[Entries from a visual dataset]
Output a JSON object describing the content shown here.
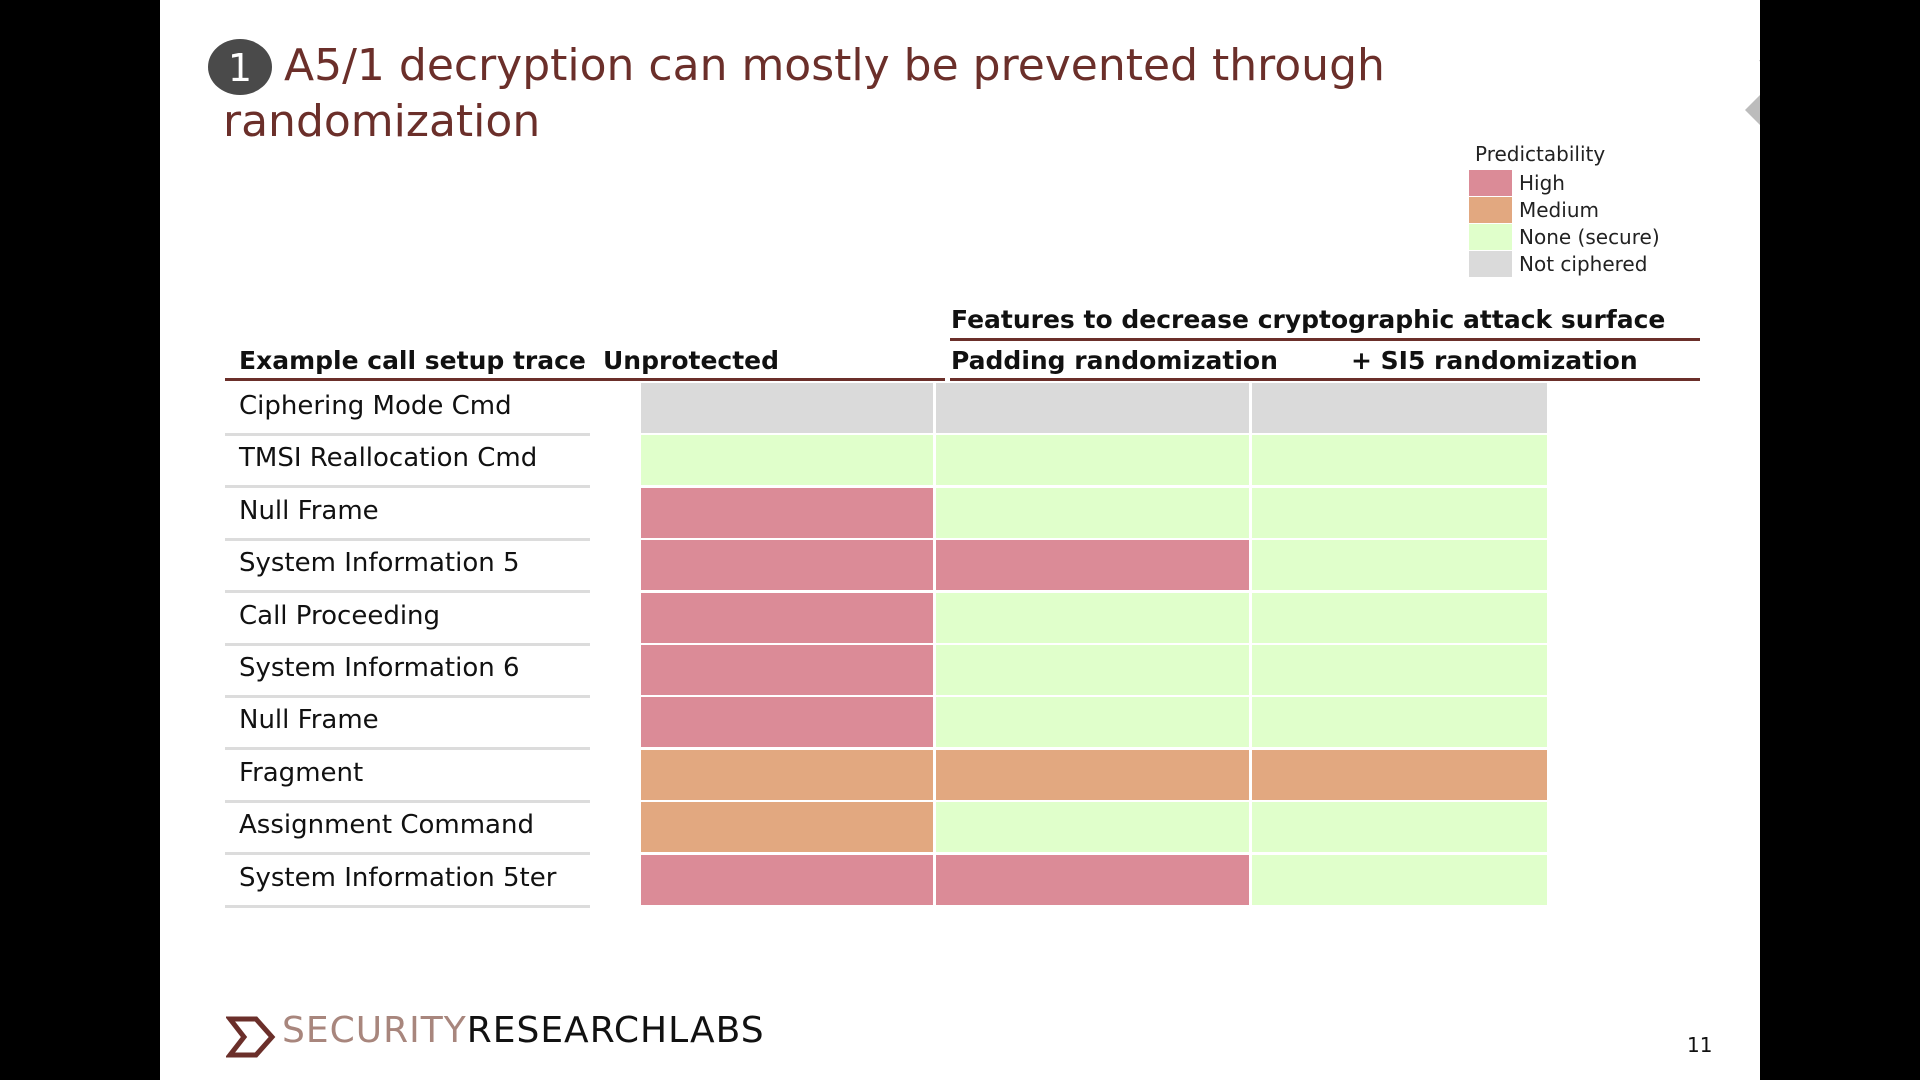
{
  "slide": {
    "badge_number": "1",
    "title_line1": "A5/1 decryption can mostly be prevented through",
    "title_line2": "randomization",
    "page_number": "11"
  },
  "legend": {
    "title": "Predictability",
    "items": [
      {
        "label": "High",
        "color": "#db8b97"
      },
      {
        "label": "Medium",
        "color": "#e2a880"
      },
      {
        "label": "None (secure)",
        "color": "#e0ffcb"
      },
      {
        "label": "Not ciphered",
        "color": "#dadada"
      }
    ]
  },
  "table": {
    "group_header": "Features to decrease cryptographic attack surface",
    "columns": [
      "Example call setup trace",
      "Unprotected",
      "Padding randomization",
      "+ SI5 randomization"
    ],
    "rows": [
      {
        "label": "Ciphering Mode Cmd",
        "values": [
          "Not ciphered",
          "Not ciphered",
          "Not ciphered"
        ]
      },
      {
        "label": "TMSI Reallocation Cmd",
        "values": [
          "None (secure)",
          "None (secure)",
          "None (secure)"
        ]
      },
      {
        "label": "Null Frame",
        "values": [
          "High",
          "None (secure)",
          "None (secure)"
        ]
      },
      {
        "label": "System Information 5",
        "values": [
          "High",
          "High",
          "None (secure)"
        ]
      },
      {
        "label": "Call Proceeding",
        "values": [
          "High",
          "None (secure)",
          "None (secure)"
        ]
      },
      {
        "label": "System Information 6",
        "values": [
          "High",
          "None (secure)",
          "None (secure)"
        ]
      },
      {
        "label": "Null Frame",
        "values": [
          "High",
          "None (secure)",
          "None (secure)"
        ]
      },
      {
        "label": "Fragment",
        "values": [
          "Medium",
          "Medium",
          "Medium"
        ]
      },
      {
        "label": "Assignment Command",
        "values": [
          "Medium",
          "None (secure)",
          "None (secure)"
        ]
      },
      {
        "label": "System Information 5ter",
        "values": [
          "High",
          "High",
          "None (secure)"
        ]
      }
    ]
  },
  "footer": {
    "brand_part1": "SECURITY",
    "brand_part2": "RESEARCHLABS"
  }
}
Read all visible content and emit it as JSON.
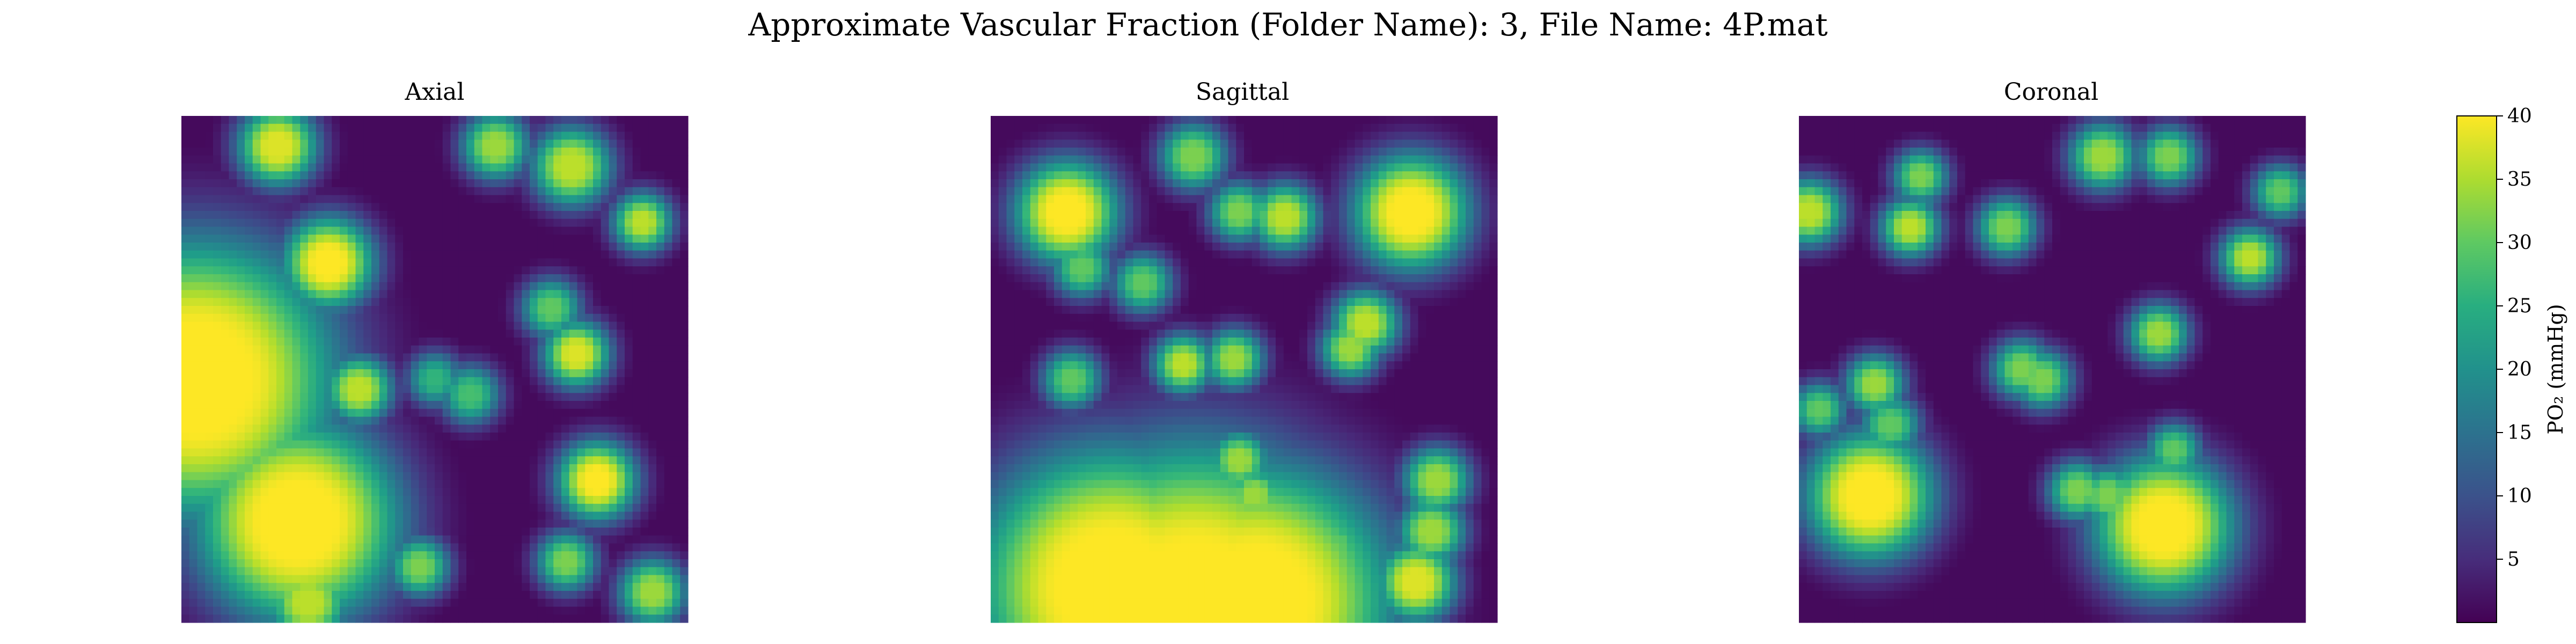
{
  "figure": {
    "suptitle": "Approximate Vascular Fraction (Folder Name): 3, File Name: 4P.mat"
  },
  "chart_data": [
    {
      "type": "heatmap",
      "title": "Axial",
      "colormap": "viridis",
      "vmin": 0,
      "vmax": 40,
      "hotspots": [
        {
          "x": 0.03,
          "y": 0.52,
          "r": 0.1,
          "v": 40
        },
        {
          "x": 0.23,
          "y": 0.8,
          "r": 0.07,
          "v": 40
        },
        {
          "x": 0.29,
          "y": 0.29,
          "r": 0.025,
          "v": 40
        },
        {
          "x": 0.19,
          "y": 0.06,
          "r": 0.02,
          "v": 38
        },
        {
          "x": 0.77,
          "y": 0.1,
          "r": 0.02,
          "v": 36
        },
        {
          "x": 0.62,
          "y": 0.06,
          "r": 0.015,
          "v": 34
        },
        {
          "x": 0.91,
          "y": 0.21,
          "r": 0.012,
          "v": 36
        },
        {
          "x": 0.78,
          "y": 0.47,
          "r": 0.015,
          "v": 38
        },
        {
          "x": 0.73,
          "y": 0.38,
          "r": 0.012,
          "v": 30
        },
        {
          "x": 0.82,
          "y": 0.72,
          "r": 0.02,
          "v": 40
        },
        {
          "x": 0.35,
          "y": 0.54,
          "r": 0.015,
          "v": 36
        },
        {
          "x": 0.25,
          "y": 0.96,
          "r": 0.02,
          "v": 36
        },
        {
          "x": 0.47,
          "y": 0.89,
          "r": 0.012,
          "v": 32
        },
        {
          "x": 0.76,
          "y": 0.88,
          "r": 0.012,
          "v": 32
        },
        {
          "x": 0.93,
          "y": 0.94,
          "r": 0.015,
          "v": 34
        },
        {
          "x": 0.57,
          "y": 0.55,
          "r": 0.012,
          "v": 28
        },
        {
          "x": 0.5,
          "y": 0.52,
          "r": 0.01,
          "v": 26
        },
        {
          "x": 0.33,
          "y": 0.84,
          "r": 0.012,
          "v": 30
        }
      ]
    },
    {
      "type": "heatmap",
      "title": "Sagittal",
      "colormap": "viridis",
      "vmin": 0,
      "vmax": 40,
      "hotspots": [
        {
          "x": 0.24,
          "y": 0.93,
          "r": 0.1,
          "v": 40
        },
        {
          "x": 0.4,
          "y": 0.97,
          "r": 0.12,
          "v": 40
        },
        {
          "x": 0.52,
          "y": 0.96,
          "r": 0.1,
          "v": 40
        },
        {
          "x": 0.15,
          "y": 0.19,
          "r": 0.03,
          "v": 40
        },
        {
          "x": 0.83,
          "y": 0.19,
          "r": 0.035,
          "v": 40
        },
        {
          "x": 0.4,
          "y": 0.08,
          "r": 0.015,
          "v": 32
        },
        {
          "x": 0.58,
          "y": 0.2,
          "r": 0.015,
          "v": 36
        },
        {
          "x": 0.49,
          "y": 0.19,
          "r": 0.012,
          "v": 32
        },
        {
          "x": 0.18,
          "y": 0.3,
          "r": 0.012,
          "v": 30
        },
        {
          "x": 0.3,
          "y": 0.33,
          "r": 0.012,
          "v": 30
        },
        {
          "x": 0.74,
          "y": 0.41,
          "r": 0.015,
          "v": 36
        },
        {
          "x": 0.71,
          "y": 0.46,
          "r": 0.012,
          "v": 34
        },
        {
          "x": 0.38,
          "y": 0.49,
          "r": 0.012,
          "v": 36
        },
        {
          "x": 0.48,
          "y": 0.48,
          "r": 0.012,
          "v": 34
        },
        {
          "x": 0.16,
          "y": 0.52,
          "r": 0.012,
          "v": 30
        },
        {
          "x": 0.49,
          "y": 0.68,
          "r": 0.012,
          "v": 34
        },
        {
          "x": 0.52,
          "y": 0.75,
          "r": 0.012,
          "v": 34
        },
        {
          "x": 0.88,
          "y": 0.72,
          "r": 0.015,
          "v": 34
        },
        {
          "x": 0.87,
          "y": 0.82,
          "r": 0.015,
          "v": 34
        },
        {
          "x": 0.84,
          "y": 0.92,
          "r": 0.02,
          "v": 38
        },
        {
          "x": 0.68,
          "y": 0.85,
          "r": 0.012,
          "v": 30
        }
      ]
    },
    {
      "type": "heatmap",
      "title": "Coronal",
      "colormap": "viridis",
      "vmin": 0,
      "vmax": 40,
      "hotspots": [
        {
          "x": 0.14,
          "y": 0.75,
          "r": 0.04,
          "v": 40
        },
        {
          "x": 0.72,
          "y": 0.81,
          "r": 0.045,
          "v": 40
        },
        {
          "x": 0.02,
          "y": 0.19,
          "r": 0.015,
          "v": 36
        },
        {
          "x": 0.22,
          "y": 0.22,
          "r": 0.012,
          "v": 36
        },
        {
          "x": 0.24,
          "y": 0.12,
          "r": 0.01,
          "v": 32
        },
        {
          "x": 0.41,
          "y": 0.22,
          "r": 0.012,
          "v": 32
        },
        {
          "x": 0.6,
          "y": 0.08,
          "r": 0.015,
          "v": 34
        },
        {
          "x": 0.73,
          "y": 0.08,
          "r": 0.012,
          "v": 32
        },
        {
          "x": 0.89,
          "y": 0.28,
          "r": 0.012,
          "v": 36
        },
        {
          "x": 0.95,
          "y": 0.15,
          "r": 0.01,
          "v": 30
        },
        {
          "x": 0.71,
          "y": 0.43,
          "r": 0.012,
          "v": 34
        },
        {
          "x": 0.44,
          "y": 0.5,
          "r": 0.012,
          "v": 32
        },
        {
          "x": 0.48,
          "y": 0.52,
          "r": 0.012,
          "v": 32
        },
        {
          "x": 0.15,
          "y": 0.53,
          "r": 0.012,
          "v": 34
        },
        {
          "x": 0.04,
          "y": 0.58,
          "r": 0.01,
          "v": 30
        },
        {
          "x": 0.18,
          "y": 0.61,
          "r": 0.012,
          "v": 30
        },
        {
          "x": 0.55,
          "y": 0.74,
          "r": 0.012,
          "v": 32
        },
        {
          "x": 0.61,
          "y": 0.75,
          "r": 0.012,
          "v": 32
        },
        {
          "x": 0.74,
          "y": 0.66,
          "r": 0.01,
          "v": 30
        }
      ]
    }
  ],
  "colorbar": {
    "label": "PO₂ (mmHg)",
    "ticks": [
      "5",
      "10",
      "15",
      "20",
      "25",
      "30",
      "35",
      "40"
    ],
    "tick_values": [
      5,
      10,
      15,
      20,
      25,
      30,
      35,
      40
    ],
    "vmin": 0,
    "vmax": 40
  }
}
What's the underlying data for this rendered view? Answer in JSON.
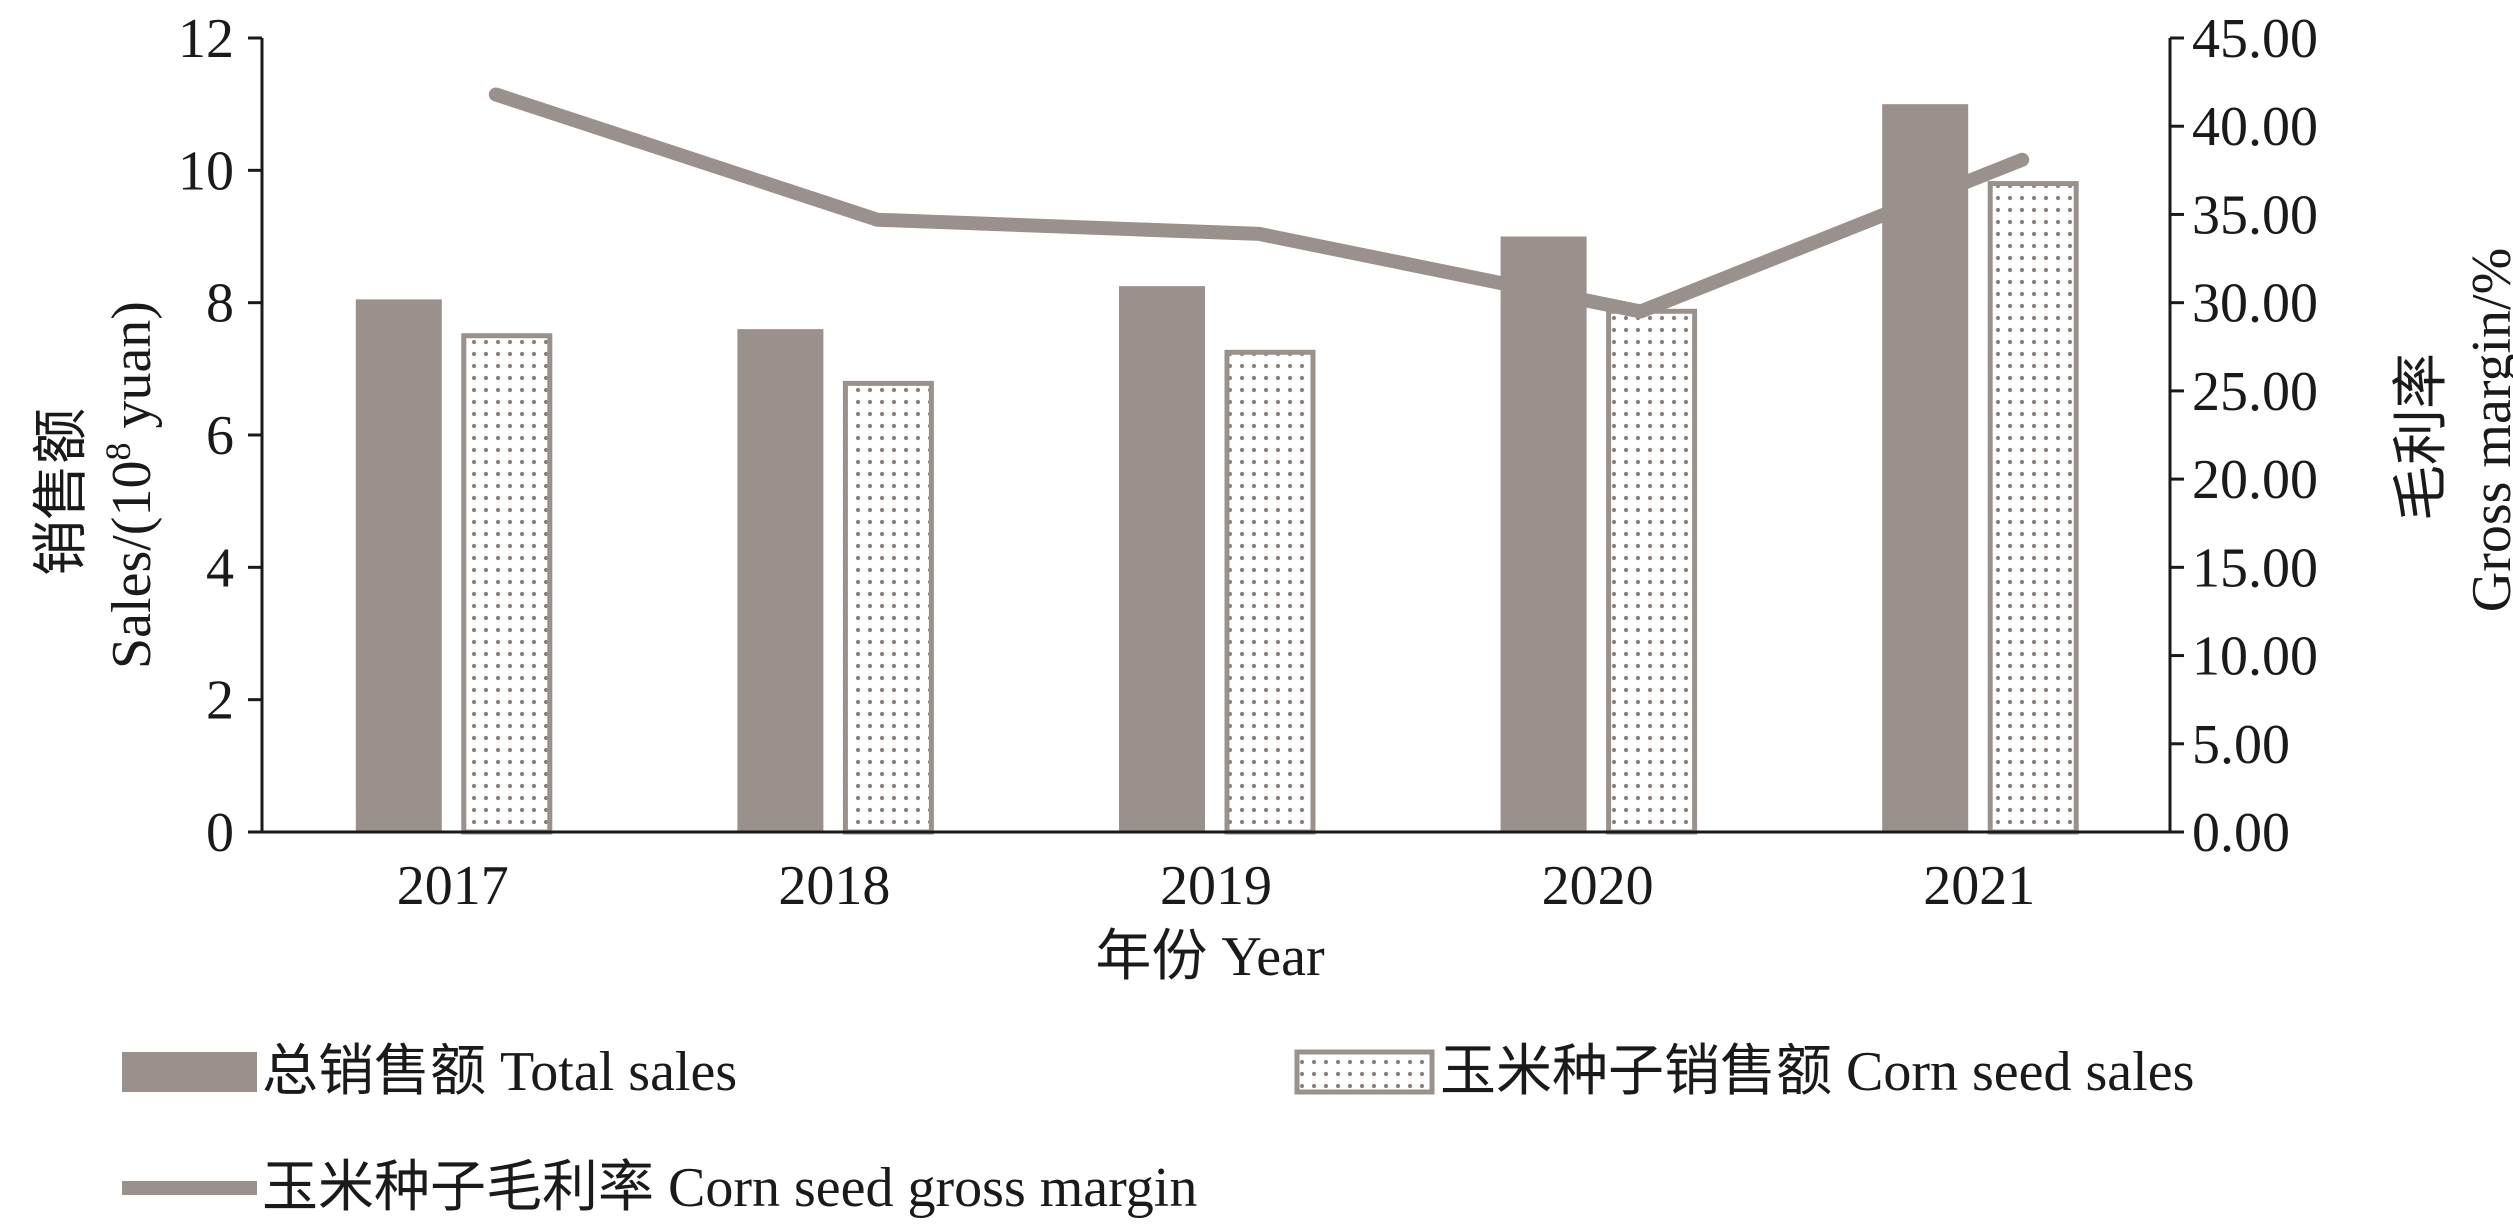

● TASK OBJECTIVE: Select and copy every line of the material that holds the string "content".

● RESPONSE TO THIS EXERCISE:
Output a JSON object describing the content shown here.
Read all visible content and emit it as JSON.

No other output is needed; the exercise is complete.